-- TASK DETAILS --
Every line that contains the word "COMPANY" should be copied out.

begin GIVEN DATA

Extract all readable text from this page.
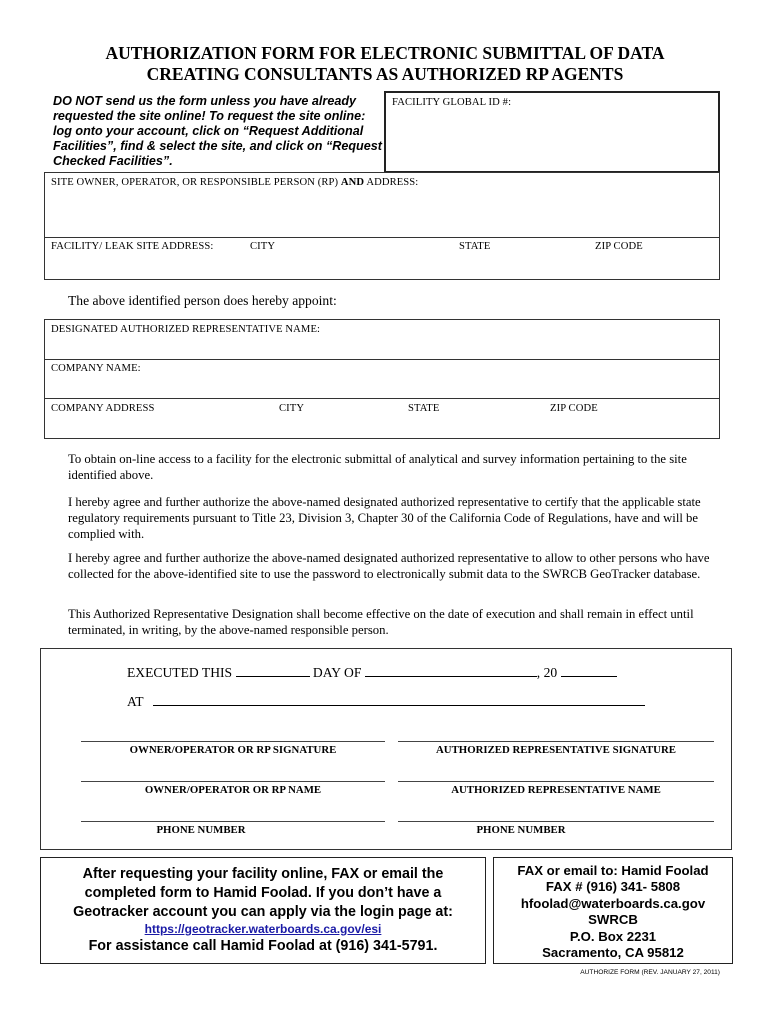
AUTHORIZATION FORM FOR ELECTRONIC SUBMITTAL OF DATA
CREATING CONSULTANTS AS AUTHORIZED RP AGENTS
DO NOT send us the form unless you have already requested the site online! To request the site online: log onto your account, click on “Request Additional Facilities”, find & select the site, and click on “Request Checked Facilities”.
FACILITY GLOBAL ID #:
SITE OWNER, OPERATOR, OR RESPONSIBLE PERSON (RP) AND ADDRESS:
FACILITY/ LEAK SITE ADDRESS:	CITY	STATE	ZIP CODE
The above identified person does hereby appoint:
DESIGNATED AUTHORIZED REPRESENTATIVE NAME:
COMPANY NAME:
COMPANY ADDRESS	CITY	STATE	ZIP CODE
To obtain on-line access to a facility for the electronic submittal of analytical and survey information pertaining to the site identified above.
I hereby agree and further authorize the above-named designated authorized representative to certify that the applicable state regulatory requirements pursuant to Title 23, Division 3, Chapter 30 of the California Code of Regulations, have and will be complied with.
I hereby agree and further authorize the above-named designated authorized representative to allow to other persons who have collected for the above-identified site to use the password to electronically submit data to the SWRCB GeoTracker database.
This Authorized Representative Designation shall become effective on the date of execution and shall remain in effect until terminated, in writing, by the above-named responsible person.
EXECUTED THIS	DAY OF	, 20
AT
OWNER/OPERATOR OR RP SIGNATURE	AUTHORIZED REPRESENTATIVE SIGNATURE
OWNER/OPERATOR OR RP NAME	AUTHORIZED REPRESENTATIVE NAME
PHONE NUMBER	PHONE NUMBER
After requesting your facility online, FAX or email the
completed form to Hamid Foolad. If you don’t have a
Geotracker account you can apply via the login page at:
https://geotracker.waterboards.ca.gov/esi
For assistance call Hamid Foolad at (916) 341-5791.
FAX or email to: Hamid Foolad
FAX # (916) 341- 5808
hfoolad@waterboards.ca.gov
SWRCB
P.O. Box 2231
Sacramento, CA 95812
AUTHORIZE FORM (REV. JANUARY 27, 2011)
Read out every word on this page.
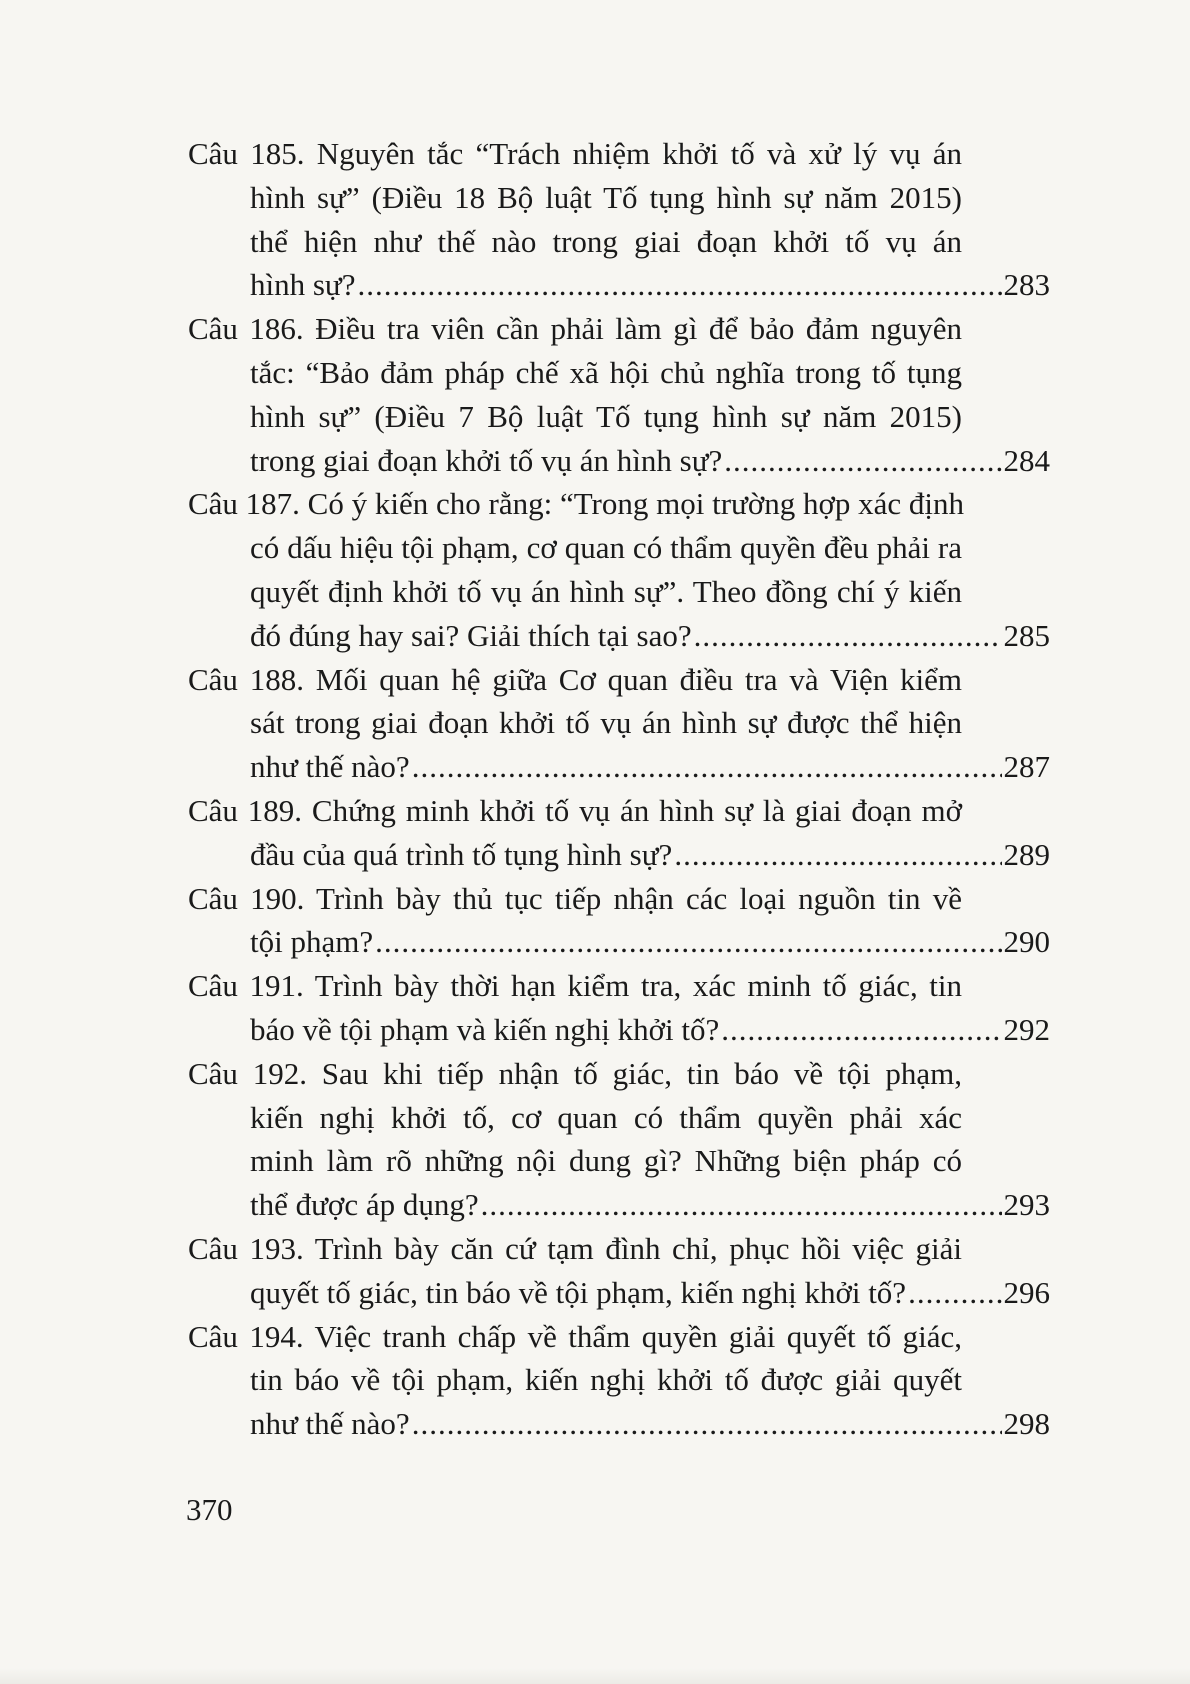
Câu 185. Nguyên tắc “Trách nhiệm khởi tố và xử lý vụ án
hình sự” (Điều 18 Bộ luật Tố tụng hình sự năm 2015)
thể hiện như thế nào trong giai đoạn khởi tố vụ án
hình sự? .....	283
Câu 186. Điều tra viên cần phải làm gì để bảo đảm nguyên
tắc: “Bảo đảm pháp chế xã hội chủ nghĩa trong tố tụng
hình sự” (Điều 7 Bộ luật Tố tụng hình sự năm 2015)
trong giai đoạn khởi tố vụ án hình sự? .....	284
Câu 187. Có ý kiến cho rằng: “Trong mọi trường hợp xác định
có dấu hiệu tội phạm, cơ quan có thẩm quyền đều phải ra
quyết định khởi tố vụ án hình sự”. Theo đồng chí ý kiến
đó đúng hay sai? Giải thích tại sao? .....	285
Câu 188. Mối quan hệ giữa Cơ quan điều tra và Viện kiểm
sát trong giai đoạn khởi tố vụ án hình sự được thể hiện
như thế nào? .....	287
Câu 189. Chứng minh khởi tố vụ án hình sự là giai đoạn mở
đầu của quá trình tố tụng hình sự? .....	289
Câu 190. Trình bày thủ tục tiếp nhận các loại nguồn tin về
tội phạm? .....	290
Câu 191. Trình bày thời hạn kiểm tra, xác minh tố giác, tin
báo về tội phạm và kiến nghị khởi tố? .....	292
Câu 192. Sau khi tiếp nhận tố giác, tin báo về tội phạm,
kiến nghị khởi tố, cơ quan có thẩm quyền phải xác
minh làm rõ những nội dung gì? Những biện pháp có
thể được áp dụng? .....	293
Câu 193. Trình bày căn cứ tạm đình chỉ, phục hồi việc giải
quyết tố giác, tin báo về tội phạm, kiến nghị khởi tố? .....	296
Câu 194. Việc tranh chấp về thẩm quyền giải quyết tố giác,
tin báo về tội phạm, kiến nghị khởi tố được giải quyết
như thế nào? .....	298
370
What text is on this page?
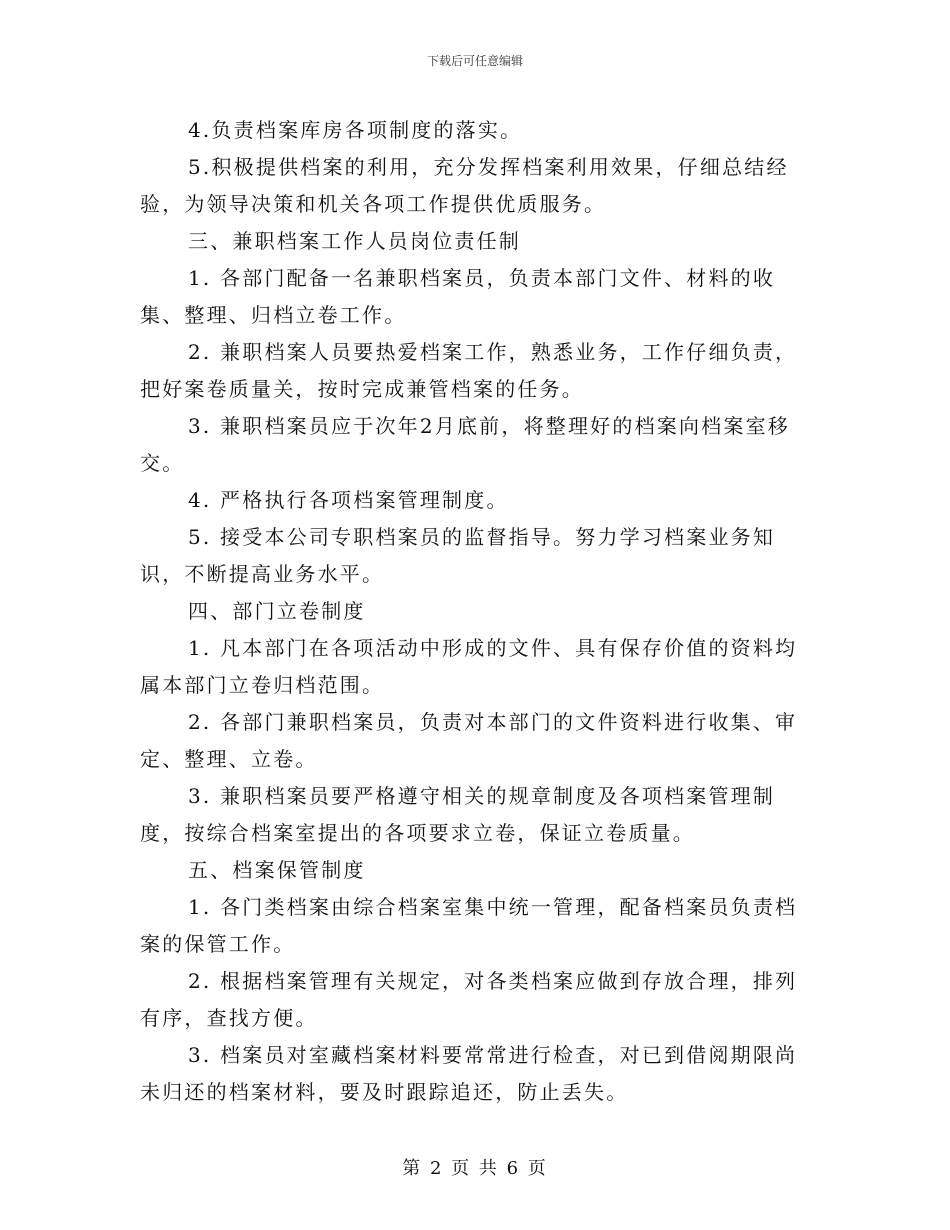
下载后可任意编辑

4.负责档案库房各项制度的落实。

5.积极提供档案的利用，充分发挥档案利用效果，仔细总结经验，为领导决策和机关各项工作提供优质服务。

三、兼职档案工作人员岗位责任制

1. 各部门配备一名兼职档案员，负责本部门文件、材料的收集、整理、归档立卷工作。

2. 兼职档案人员要热爱档案工作，熟悉业务，工作仔细负责，把好案卷质量关，按时完成兼管档案的任务。

3. 兼职档案员应于次年2月底前，将整理好的档案向档案室移交。

4. 严格执行各项档案管理制度。

5. 接受本公司专职档案员的监督指导。努力学习档案业务知识，不断提高业务水平。

四、部门立卷制度

1. 凡本部门在各项活动中形成的文件、具有保存价值的资料均属本部门立卷归档范围。

2. 各部门兼职档案员，负责对本部门的文件资料进行收集、审定、整理、立卷。

3. 兼职档案员要严格遵守相关的规章制度及各项档案管理制度，按综合档案室提出的各项要求立卷，保证立卷质量。

五、档案保管制度

1. 各门类档案由综合档案室集中统一管理，配备档案员负责档案的保管工作。

2. 根据档案管理有关规定，对各类档案应做到存放合理，排列有序，查找方便。

3. 档案员对室藏档案材料要常常进行检查，对已到借阅期限尚未归还的档案材料，要及时跟踪追还，防止丢失。

第 2 页 共 6 页
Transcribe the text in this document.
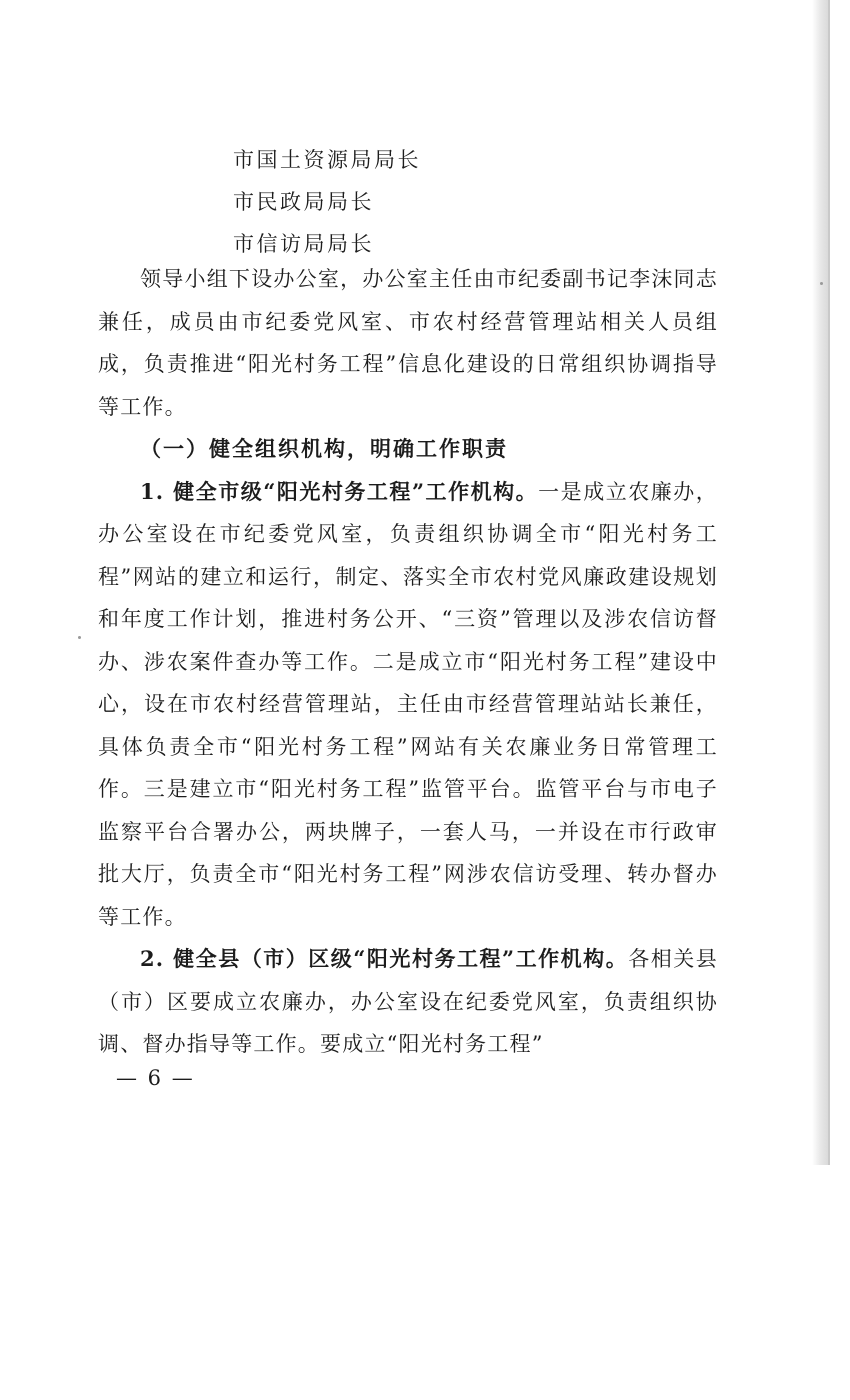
市国土资源局局长
市民政局局长
市信访局局长

领导小组下设办公室，办公室主任由市纪委副书记李沫同志兼任，成员由市纪委党风室、市农村经营管理站相关人员组成，负责推进“阳光村务工程”信息化建设的日常组织协调指导等工作。

（一）健全组织机构，明确工作职责

1. 健全市级“阳光村务工程”工作机构。一是成立农廉办，办公室设在市纪委党风室，负责组织协调全市“阳光村务工程”网站的建立和运行，制定、落实全市农村党风廉政建设规划和年度工作计划，推进村务公开、“三资”管理以及涉农信访督办、涉农案件查办等工作。二是成立市“阳光村务工程”建设中心，设在市农村经营管理站，主任由市经营管理站站长兼任，具体负责全市“阳光村务工程”网站有关农廉业务日常管理工作。三是建立市“阳光村务工程”监管平台。监管平台与市电子监察平台合署办公，两块牌子，一套人马，一并设在市行政审批大厅，负责全市“阳光村务工程”网涉农信访受理、转办督办等工作。

2. 健全县（市）区级“阳光村务工程”工作机构。各相关县（市）区要成立农廉办，办公室设在纪委党风室，负责组织协调、督办指导等工作。要成立“阳光村务工程”

— 6 —
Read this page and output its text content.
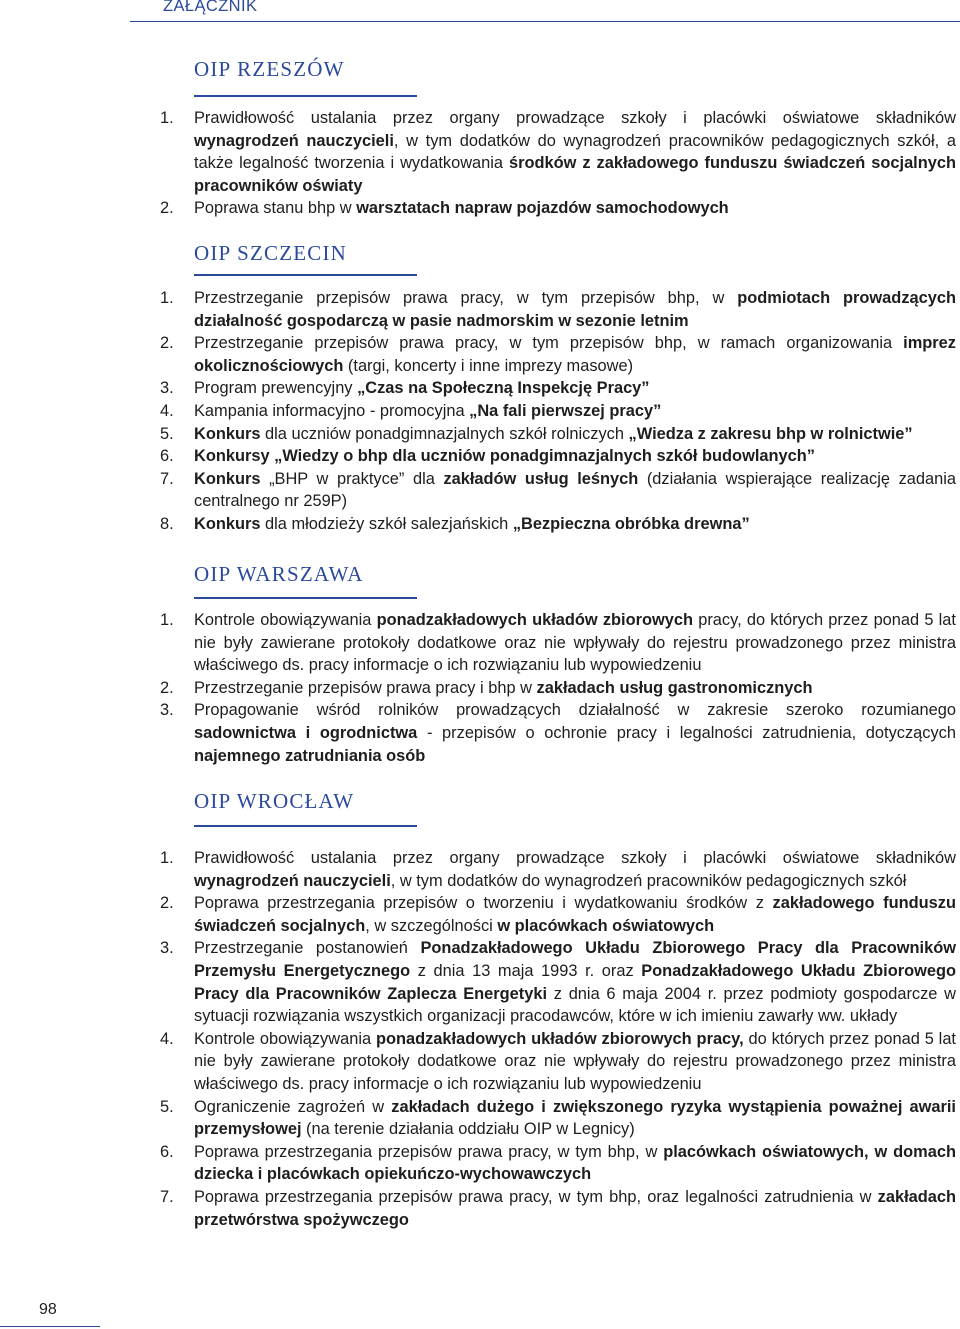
ZAŁĄCZNIK
OIP RZESZÓW
1. Prawidłowość ustalania przez organy prowadzące szkoły i placówki oświatowe składników wynagrodzeń nauczycieli, w tym dodatków do wynagrodzeń pracowników pedagogicznych szkół, a także legalność tworzenia i wydatkowania środków z zakładowego funduszu świadczeń socjalnych pracowników oświaty
2. Poprawa stanu bhp w warsztatach napraw pojazdów samochodowych
OIP SZCZECIN
1. Przestrzeganie przepisów prawa pracy, w tym przepisów bhp, w podmiotach prowadzących działalność gospodarczą w pasie nadmorskim w sezonie letnim
2. Przestrzeganie przepisów prawa pracy, w tym przepisów bhp, w ramach organizowania imprez okolicznościowych (targi, koncerty i inne imprezy masowe)
3. Program prewencyjny „Czas na Społeczną Inspekcję Pracy”
4. Kampania informacyjno - promocyjna „Na fali pierwszej pracy”
5. Konkurs dla uczniów ponadgimnazjalnych szkół rolniczych „Wiedza z zakresu bhp w rolnictwie”
6. Konkursy „Wiedzy o bhp dla uczniów ponadgimnazjalnych szkół budowlanych”
7. Konkurs „BHP w praktyce” dla zakładów usług leśnych (działania wspierające realizację zadania centralnego nr 259P)
8. Konkurs dla młodzieży szkół salezjańskich „Bezpieczna obróbka drewna”
OIP WARSZAWA
1. Kontrole obowiązywania ponadzakładowych układów zbiorowych pracy, do których przez ponad 5 lat nie były zawierane protokoły dodatkowe oraz nie wpływały do rejestru prowadzonego przez ministra właściwego ds. pracy informacje o ich rozwiązaniu lub wypowiedzeniu
2. Przestrzeganie przepisów prawa pracy i bhp w zakładach usług gastronomicznych
3. Propagowanie wśród rolników prowadzących działalność w zakresie szeroko rozumianego sadownictwa i ogrodnictwa - przepisów o ochronie pracy i legalności zatrudnienia, dotyczących najemnego zatrudniania osób
OIP WROCŁAW
1. Prawidłowość ustalania przez organy prowadzące szkoły i placówki oświatowe składników wynagrodzeń nauczycieli, w tym dodatków do wynagrodzeń pracowników pedagogicznych szkół
2. Poprawa przestrzegania przepisów o tworzeniu i wydatkowaniu środków z zakładowego funduszu świadczeń socjalnych, w szczególności w placówkach oświatowych
3. Przestrzeganie postanowień Ponadzakładowego Układu Zbiorowego Pracy dla Pracowników Przemysłu Energetycznego z dnia 13 maja 1993 r. oraz Ponadzakładowego Układu Zbiorowego Pracy dla Pracowników Zaplecza Energetyki z dnia 6 maja 2004 r. przez podmioty gospodarcze w sytuacji rozwiązania wszystkich organizacji pracodawców, które w ich imieniu zawarły ww. układy
4. Kontrole obowiązywania ponadzakładowych układów zbiorowych pracy, do których przez ponad 5 lat nie były zawierane protokoły dodatkowe oraz nie wpływały do rejestru prowadzonego przez ministra właściwego ds. pracy informacje o ich rozwiązaniu lub wypowiedzeniu
5. Ograniczenie zagrożeń w zakładach dużego i zwiększonego ryzyka wystąpienia poważnej awarii przemysłowej (na terenie działania oddziału OIP w Legnicy)
6. Poprawa przestrzegania przepisów prawa pracy, w tym bhp, w placówkach oświatowych, w domach dziecka i placówkach opiekuńczo-wychowawczych
7. Poprawa przestrzegania przepisów prawa pracy, w tym bhp, oraz legalności zatrudnienia w zakładach przetwórstwa spożywczego
98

end GIVEN DATA

-- RESPONSE --
COMPANY NAME:
COMPANY ADDRESS	CITY	STATE	ZIP CODE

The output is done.